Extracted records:
···
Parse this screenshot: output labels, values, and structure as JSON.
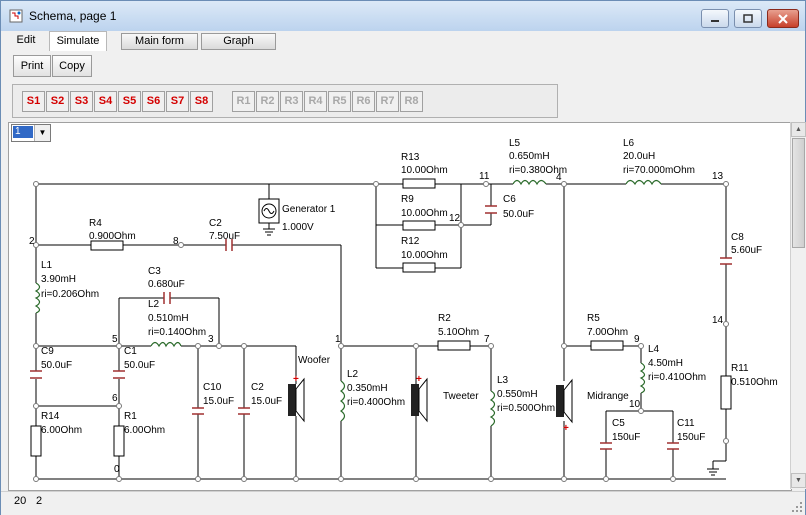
{
  "window": {
    "title": "Schema, page 1"
  },
  "menu": {
    "edit": "Edit",
    "simulate": "Simulate",
    "main_form": "Main form",
    "graph": "Graph"
  },
  "toolbar": {
    "print": "Print",
    "copy": "Copy",
    "s_buttons": [
      "S1",
      "S2",
      "S3",
      "S4",
      "S5",
      "S6",
      "S7",
      "S8"
    ],
    "r_buttons": [
      "R1",
      "R2",
      "R3",
      "R4",
      "R5",
      "R6",
      "R7",
      "R8"
    ],
    "s_color": "#d40000",
    "r_color": "#a8a8a8"
  },
  "page_select": {
    "value": "1"
  },
  "status": {
    "x": "20",
    "y": "2"
  },
  "schematic": {
    "nodes": {
      "n0": "0",
      "n1": "1",
      "n2": "2",
      "n3": "3",
      "n4": "4",
      "n5": "5",
      "n6": "6",
      "n7": "7",
      "n8": "8",
      "n9": "9",
      "n10": "10",
      "n11": "11",
      "n12": "12",
      "n13": "13",
      "n14": "14"
    },
    "generator": {
      "name": "Generator 1",
      "value": "1.000V"
    },
    "r13": {
      "name": "R13",
      "value": "10.00Ohm"
    },
    "r9": {
      "name": "R9",
      "value": "10.00Ohm"
    },
    "r12": {
      "name": "R12",
      "value": "10.00Ohm"
    },
    "r4": {
      "name": "R4",
      "value": "0.900Ohm"
    },
    "c2a": {
      "name": "C2",
      "value": "7.50uF"
    },
    "c6": {
      "name": "C6",
      "value": "50.0uF"
    },
    "l5": {
      "name": "L5",
      "value": "0.650mH",
      "ri": "ri=0.380Ohm"
    },
    "l6": {
      "name": "L6",
      "value": "20.0uH",
      "ri": "ri=70.000mOhm"
    },
    "c8": {
      "name": "C8",
      "value": "5.60uF"
    },
    "l1": {
      "name": "L1",
      "value": "3.90mH",
      "ri": "ri=0.206Ohm"
    },
    "c3": {
      "name": "C3",
      "value": "0.680uF"
    },
    "l2a": {
      "name": "L2",
      "value": "0.510mH",
      "ri": "ri=0.140Ohm"
    },
    "c9": {
      "name": "C9",
      "value": "50.0uF"
    },
    "c1": {
      "name": "C1",
      "value": "50.0uF"
    },
    "c10": {
      "name": "C10",
      "value": "15.0uF"
    },
    "c2b": {
      "name": "C2",
      "value": "15.0uF"
    },
    "woofer": "Woofer",
    "l2b": {
      "name": "L2",
      "value": "0.350mH",
      "ri": "ri=0.400Ohm"
    },
    "r2": {
      "name": "R2",
      "value": "5.10Ohm"
    },
    "tweeter": "Tweeter",
    "l3": {
      "name": "L3",
      "value": "0.550mH",
      "ri": "ri=0.500Ohm"
    },
    "r5": {
      "name": "R5",
      "value": "7.00Ohm"
    },
    "l4": {
      "name": "L4",
      "value": "4.50mH",
      "ri": "ri=0.410Ohm"
    },
    "midrange": "Midrange",
    "c5": {
      "name": "C5",
      "value": "150uF"
    },
    "c11": {
      "name": "C11",
      "value": "150uF"
    },
    "r11": {
      "name": "R11",
      "value": "0.510Ohm"
    },
    "r14": {
      "name": "R14",
      "value": "6.00Ohm"
    },
    "r1": {
      "name": "R1",
      "value": "6.00Ohm"
    }
  }
}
···
# Work to complete
Take the listing and print it again exactly, but without any pictures.

# Final answer
Parse this screenshot: output labels, values, and structure as JSON.
{
  "window": {
    "title": "Schema, page 1"
  },
  "menu": {
    "edit": "Edit",
    "simulate": "Simulate",
    "main_form": "Main form",
    "graph": "Graph"
  },
  "toolbar": {
    "print": "Print",
    "copy": "Copy",
    "s_buttons": [
      "S1",
      "S2",
      "S3",
      "S4",
      "S5",
      "S6",
      "S7",
      "S8"
    ],
    "r_buttons": [
      "R1",
      "R2",
      "R3",
      "R4",
      "R5",
      "R6",
      "R7",
      "R8"
    ],
    "s_color": "#d40000",
    "r_color": "#a8a8a8"
  },
  "page_select": {
    "value": "1"
  },
  "status": {
    "x": "20",
    "y": "2"
  },
  "schematic": {
    "nodes": {
      "n0": "0",
      "n1": "1",
      "n2": "2",
      "n3": "3",
      "n4": "4",
      "n5": "5",
      "n6": "6",
      "n7": "7",
      "n8": "8",
      "n9": "9",
      "n10": "10",
      "n11": "11",
      "n12": "12",
      "n13": "13",
      "n14": "14"
    },
    "generator": {
      "name": "Generator 1",
      "value": "1.000V"
    },
    "r13": {
      "name": "R13",
      "value": "10.00Ohm"
    },
    "r9": {
      "name": "R9",
      "value": "10.00Ohm"
    },
    "r12": {
      "name": "R12",
      "value": "10.00Ohm"
    },
    "r4": {
      "name": "R4",
      "value": "0.900Ohm"
    },
    "c2a": {
      "name": "C2",
      "value": "7.50uF"
    },
    "c6": {
      "name": "C6",
      "value": "50.0uF"
    },
    "l5": {
      "name": "L5",
      "value": "0.650mH",
      "ri": "ri=0.380Ohm"
    },
    "l6": {
      "name": "L6",
      "value": "20.0uH",
      "ri": "ri=70.000mOhm"
    },
    "c8": {
      "name": "C8",
      "value": "5.60uF"
    },
    "l1": {
      "name": "L1",
      "value": "3.90mH",
      "ri": "ri=0.206Ohm"
    },
    "c3": {
      "name": "C3",
      "value": "0.680uF"
    },
    "l2a": {
      "name": "L2",
      "value": "0.510mH",
      "ri": "ri=0.140Ohm"
    },
    "c9": {
      "name": "C9",
      "value": "50.0uF"
    },
    "c1": {
      "name": "C1",
      "value": "50.0uF"
    },
    "c10": {
      "name": "C10",
      "value": "15.0uF"
    },
    "c2b": {
      "name": "C2",
      "value": "15.0uF"
    },
    "woofer": "Woofer",
    "l2b": {
      "name": "L2",
      "value": "0.350mH",
      "ri": "ri=0.400Ohm"
    },
    "r2": {
      "name": "R2",
      "value": "5.10Ohm"
    },
    "tweeter": "Tweeter",
    "l3": {
      "name": "L3",
      "value": "0.550mH",
      "ri": "ri=0.500Ohm"
    },
    "r5": {
      "name": "R5",
      "value": "7.00Ohm"
    },
    "l4": {
      "name": "L4",
      "value": "4.50mH",
      "ri": "ri=0.410Ohm"
    },
    "midrange": "Midrange",
    "c5": {
      "name": "C5",
      "value": "150uF"
    },
    "c11": {
      "name": "C11",
      "value": "150uF"
    },
    "r11": {
      "name": "R11",
      "value": "0.510Ohm"
    },
    "r14": {
      "name": "R14",
      "value": "6.00Ohm"
    },
    "r1": {
      "name": "R1",
      "value": "6.00Ohm"
    }
  }
}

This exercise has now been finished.